**SHORT TASK**
Copy out all of the data below with no alterations.

**EXTRACTED INFORMATION**
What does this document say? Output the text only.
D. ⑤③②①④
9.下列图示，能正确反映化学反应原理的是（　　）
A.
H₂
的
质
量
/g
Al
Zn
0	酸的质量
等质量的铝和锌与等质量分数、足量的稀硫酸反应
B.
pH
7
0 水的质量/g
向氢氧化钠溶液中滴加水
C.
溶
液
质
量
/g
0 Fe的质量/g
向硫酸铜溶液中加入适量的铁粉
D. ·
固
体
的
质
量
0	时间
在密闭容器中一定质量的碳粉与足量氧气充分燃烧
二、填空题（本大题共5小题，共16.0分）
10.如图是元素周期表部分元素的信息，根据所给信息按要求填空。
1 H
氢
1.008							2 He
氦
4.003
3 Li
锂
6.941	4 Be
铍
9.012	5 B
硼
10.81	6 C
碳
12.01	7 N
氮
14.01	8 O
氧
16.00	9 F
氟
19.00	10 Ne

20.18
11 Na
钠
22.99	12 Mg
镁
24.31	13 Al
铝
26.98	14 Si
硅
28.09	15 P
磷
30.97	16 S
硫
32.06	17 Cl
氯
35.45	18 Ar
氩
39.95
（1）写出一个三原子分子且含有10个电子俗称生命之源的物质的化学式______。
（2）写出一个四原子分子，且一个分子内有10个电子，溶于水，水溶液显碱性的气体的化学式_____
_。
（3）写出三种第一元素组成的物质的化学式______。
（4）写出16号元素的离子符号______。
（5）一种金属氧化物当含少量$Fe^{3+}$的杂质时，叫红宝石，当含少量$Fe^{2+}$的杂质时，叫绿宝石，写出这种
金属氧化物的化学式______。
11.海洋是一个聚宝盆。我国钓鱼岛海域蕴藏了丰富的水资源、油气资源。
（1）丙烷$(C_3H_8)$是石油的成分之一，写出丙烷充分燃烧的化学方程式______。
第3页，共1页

**TASK ANSWER**
What does this document say? Output the text only.
D. ⑤③②①④
9.下列图示，能正确反映化学反应原理的是（　　）
A.
H₂
的
质
量
/g
Al
Zn
0	酸的质量
等质量的铝和锌与等质量分数、足量的稀硫酸反应
B.
pH
7
0 水的质量/g
向氢氧化钠溶液中滴加水
C.
溶
液
质
量
/g
0 Fe的质量/g
向硫酸铜溶液中加入适量的铁粉
D. ·
固
体
的
质
量
0	时间
在密闭容器中一定质量的碳粉与足量氧气充分燃烧
二、填空题（本大题共5小题，共16.0分）
10.如图是元素周期表部分元素的信息，根据所给信息按要求填空。
1 H
氢
1.008							2 He
氦
4.003
3 Li
锂
6.941	4 Be
铍
9.012	5 B
硼
10.81	6 C
碳
12.01	7 N
氮
14.01	8 O
氧
16.00	9 F
氟
19.00	10 Ne

20.18
11 Na
钠
22.99	12 Mg
镁
24.31	13 Al
铝
26.98	14 Si
硅
28.09	15 P
磷
30.97	16 S
硫
32.06	17 Cl
氯
35.45	18 Ar
氩
39.95
（1）写出一个三原子分子且含有10个电子俗称生命之源的物质的化学式______。
（2）写出一个四原子分子，且一个分子内有10个电子，溶于水，水溶液显碱性的气体的化学式_____
_。
（3）写出三种第一元素组成的物质的化学式______。
（4）写出16号元素的离子符号______。
（5）一种金属氧化物当含少量$Fe^{3+}$的杂质时，叫红宝石，当含少量$Fe^{2+}$的杂质时，叫绿宝石，写出这种
金属氧化物的化学式______。
11.海洋是一个聚宝盆。我国钓鱼岛海域蕴藏了丰富的水资源、油气资源。
（1）丙烷$(C_3H_8)$是石油的成分之一，写出丙烷充分燃烧的化学方程式______。
第3页，共1页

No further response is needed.